La prima serie tv ambientata nell’MCU dopo gli eventi di Avengers Endgame è finita: Wandavision è stata incensata, glorificata, assunta a serie capolavoro e perfetta in ogni sua parte. È così?
di Cristiano Bolla
Meson te kai ariston, dicevano i greci. In medio stat virtus, ricordavano i latini. Raga, calmiamoci un attimo potremmo dire oggi, su molte cose tra cui le reazioni scomposte che hanno accompagnato gli ultimi 9 venerdì, coincidenti con la messa in onda di Wandavision. Prima serie dell’MCU a connettersi così strettamente con il franchise dei film, ha polarizzato come al solito il dibattito senza soluzione di continuità: come il tartufo, o la ami o la odi. O è la migliore opera di sempre nella storia dell’arte, o è un’accozzaglia di luci e suoni che poco ha da offrire. Ma la lezione di greci e latini può tornare utile per cercare di trovare un punto di incontro e definire cosa sia la prima stagione di Wandavision.
ALLERTA SPOILER: la recensione contiene dettagli e personaggi visti negli ultimi episodi. Sapevatelo.

══════

Consegna a —
Trascrivi dalla recensione di Wandavision il passo che inizia con "di Cristiano Bolla" e termina con "ultimi episodi. Sapevatelo.".
I record non hanno alcun legame con il testo.

══════

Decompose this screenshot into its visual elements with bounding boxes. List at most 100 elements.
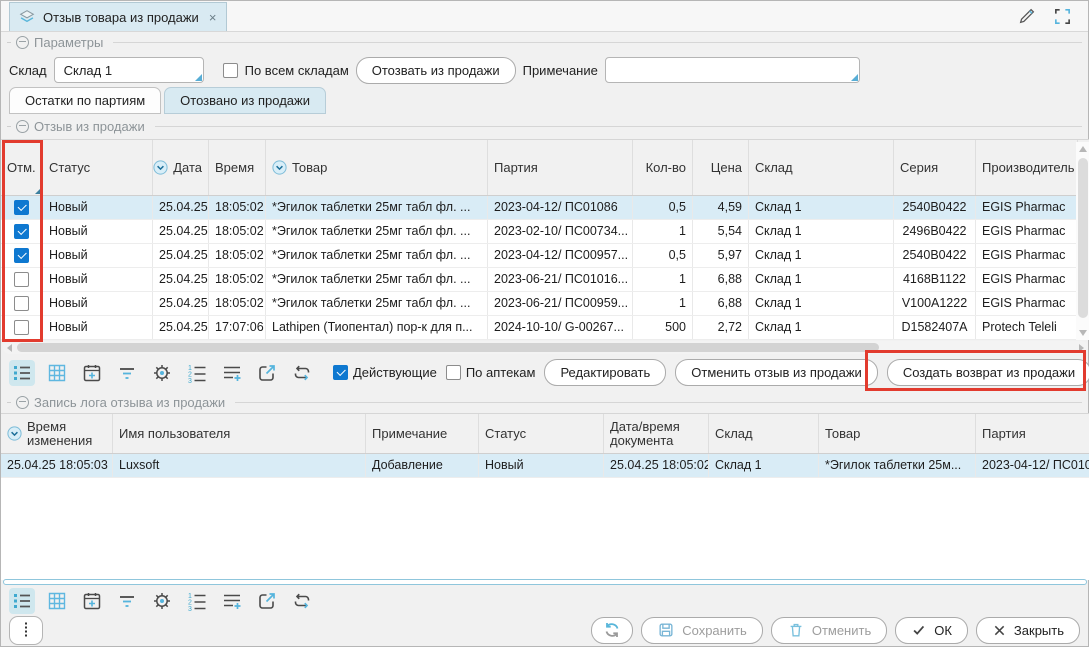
- save-button[interactable]: Сохранить: [641, 617, 763, 644]
- cell-product: Lathipen (Тиопентал) пор-к для п...: [266, 316, 488, 339]
- recall-from-sale-button[interactable]: Отозвать из продажи: [356, 57, 516, 84]
- recall-section-title: Отзыв из продажи: [34, 119, 145, 134]
- table-row[interactable]: Новый 25.04.25 18:05:02 *Эгилок таблетки…: [1, 220, 1089, 244]
- col-batch[interactable]: Партия: [976, 414, 1089, 453]
- log-section-header: Запись лога отзыва из продажи: [7, 394, 1082, 410]
- row-checkbox[interactable]: [14, 200, 29, 215]
- cell-time: 18:05:02: [209, 244, 266, 267]
- close-button[interactable]: Закрыть: [976, 617, 1080, 644]
- repeat-icon[interactable]: [289, 360, 315, 386]
- add-row-icon[interactable]: [219, 588, 245, 614]
- app-window: { "doc_tab": { "title": "Отзыв товара из…: [0, 0, 1089, 647]
- row-checkbox[interactable]: [14, 296, 29, 311]
- detail-view-icon[interactable]: [9, 588, 35, 614]
- grid-view-icon[interactable]: [44, 588, 70, 614]
- row-checkbox[interactable]: [14, 224, 29, 239]
- edit-button[interactable]: Редактировать: [544, 359, 666, 386]
- scroll-right-arrow[interactable]: [1079, 344, 1084, 352]
- vertical-scrollbar[interactable]: [1076, 142, 1089, 340]
- calendar-add-icon[interactable]: [79, 360, 105, 386]
- cell-manufacturer: EGIS Pharmac: [976, 244, 1078, 267]
- numbered-list-icon[interactable]: 123: [184, 360, 210, 386]
- tab-recalled-from-sale[interactable]: Отозвано из продажи: [164, 87, 326, 114]
- sort-icon[interactable]: [272, 160, 287, 175]
- col-price[interactable]: Цена: [693, 140, 749, 195]
- col-status[interactable]: Статус: [479, 414, 604, 453]
- col-product[interactable]: Товар: [819, 414, 976, 453]
- col-qty[interactable]: Кол-во: [633, 140, 693, 195]
- grid-view-icon[interactable]: [44, 360, 70, 386]
- col-manufacturer[interactable]: Производитель: [976, 140, 1078, 195]
- col-status[interactable]: Статус: [43, 140, 153, 195]
- scroll-up-arrow[interactable]: [1079, 146, 1087, 152]
- active-checkbox[interactable]: [333, 365, 348, 380]
- table-row[interactable]: Новый 25.04.25 18:05:02 *Эгилок таблетки…: [1, 244, 1089, 268]
- col-product[interactable]: Товар: [266, 140, 488, 195]
- collapse-icon[interactable]: [16, 120, 29, 133]
- table-row[interactable]: 25.04.25 18:05:03 Luxsoft Добавление Нов…: [1, 454, 1089, 478]
- check-icon: [911, 622, 927, 638]
- tab-close-icon[interactable]: ×: [209, 10, 217, 25]
- table-row[interactable]: Новый 25.04.25 18:05:02 *Эгилок таблетки…: [1, 196, 1089, 220]
- scrollbar-thumb[interactable]: [1078, 158, 1088, 318]
- horizontal-scrollbar[interactable]: [3, 579, 1087, 585]
- filter-icon[interactable]: [114, 588, 140, 614]
- col-warehouse[interactable]: Склад: [749, 140, 894, 195]
- row-checkbox[interactable]: [14, 320, 29, 335]
- add-row-icon[interactable]: [219, 360, 245, 386]
- horizontal-scrollbar[interactable]: [3, 341, 1088, 354]
- open-external-icon[interactable]: [254, 588, 280, 614]
- col-batch[interactable]: Партия: [488, 140, 633, 195]
- cancel-recall-button[interactable]: Отменить отзыв из продажи: [675, 359, 878, 386]
- tab-stock-by-batches[interactable]: Остатки по партиям: [9, 87, 161, 114]
- col-series[interactable]: Серия: [894, 140, 976, 195]
- sort-icon[interactable]: [153, 160, 168, 175]
- all-warehouses-checkbox[interactable]: [223, 63, 238, 78]
- warehouse-combobox[interactable]: Склад 1: [54, 57, 204, 83]
- menu-dots-button[interactable]: [9, 616, 43, 645]
- col-date[interactable]: Дата: [153, 140, 209, 195]
- repeat-icon[interactable]: [289, 588, 315, 614]
- row-checkbox[interactable]: [14, 272, 29, 287]
- sort-icon[interactable]: [7, 426, 22, 441]
- scroll-left-arrow[interactable]: [7, 344, 12, 352]
- expand-fullscreen-icon[interactable]: [1053, 7, 1072, 26]
- col-note[interactable]: Примечание: [366, 414, 479, 453]
- row-checkbox[interactable]: [14, 248, 29, 263]
- col-mark[interactable]: Отм.: [1, 140, 43, 195]
- note-input[interactable]: [615, 62, 850, 79]
- calendar-add-icon[interactable]: [79, 588, 105, 614]
- filter-icon[interactable]: [114, 360, 140, 386]
- edit-pencil-icon[interactable]: [1017, 6, 1037, 26]
- collapse-icon[interactable]: [16, 36, 29, 49]
- scroll-down-arrow[interactable]: [1079, 330, 1087, 336]
- table-row[interactable]: Новый 25.04.25 17:07:06 Lathipen (Тиопен…: [1, 316, 1089, 340]
- cell-warehouse: Склад 1: [749, 220, 894, 243]
- cell-qty: 1: [633, 292, 693, 315]
- col-time[interactable]: Время: [209, 140, 266, 195]
- detail-view-icon[interactable]: [9, 360, 35, 386]
- table-row[interactable]: Новый 25.04.25 18:05:02 *Эгилок таблетки…: [1, 268, 1089, 292]
- numbered-list-icon[interactable]: 123: [184, 588, 210, 614]
- refresh-button[interactable]: [591, 617, 633, 644]
- by-pharmacy-checkbox[interactable]: [446, 365, 461, 380]
- cell-warehouse: Склад 1: [749, 316, 894, 339]
- cancel-button[interactable]: Отменить: [771, 617, 887, 644]
- table-row[interactable]: Новый 25.04.25 18:05:02 *Эгилок таблетки…: [1, 292, 1089, 316]
- cell-manufacturer: EGIS Pharmac: [976, 268, 1078, 291]
- col-change-time[interactable]: Время изменения: [1, 414, 113, 453]
- col-doc-datetime[interactable]: Дата/время документа: [604, 414, 709, 453]
- col-user-name[interactable]: Имя пользователя: [113, 414, 366, 453]
- ok-button[interactable]: ОК: [895, 617, 968, 644]
- settings-gear-icon[interactable]: [149, 588, 175, 614]
- collapse-icon[interactable]: [16, 396, 29, 409]
- scrollbar-thumb[interactable]: [17, 343, 879, 352]
- recall-section-header: Отзыв из продажи: [7, 118, 1082, 134]
- create-return-button[interactable]: Создать возврат из продажи: [887, 359, 1089, 386]
- settings-gear-icon[interactable]: [149, 360, 175, 386]
- cell-product: *Эгилок таблетки 25мг табл фл. ...: [266, 244, 488, 267]
- document-tab[interactable]: Отзыв товара из продажи ×: [9, 2, 227, 31]
- col-warehouse[interactable]: Склад: [709, 414, 819, 453]
- by-pharmacy-filter: По аптекам: [446, 365, 536, 380]
- open-external-icon[interactable]: [254, 360, 280, 386]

══════

Consegna b —
Conta le righe dei record: quante contengono la stringa "detail"? Indica soltanto il numero.

Risultato a —
di Cristiano Bolla
Meson te kai ariston, dicevano i greci. In medio stat virtus, ricordavano i latini. Raga, calmiamoci un attimo potremmo dire oggi, su molte cose tra cui le reazioni scomposte che hanno accompagnato gli ultimi 9 venerdì, coincidenti con la messa in onda di Wandavision. Prima serie dell’MCU a connettersi così strettamente con il franchise dei film, ha polarizzato come al solito il dibattito senza soluzione di continuità: come il tartufo, o la ami o la odi. O è la migliore opera di sempre nella storia dell’arte, o è un’accozzaglia di luci e suoni che poco ha da offrire. Ma la lezione di greci e latini può tornare utile per cercare di trovare un punto di incontro e definire cosa sia la prima stagione di Wandavision.
ALLERTA SPOILER: la recensione contiene dettagli e personaggi visti negli ultimi episodi. Sapevatelo.

Risultato b —
2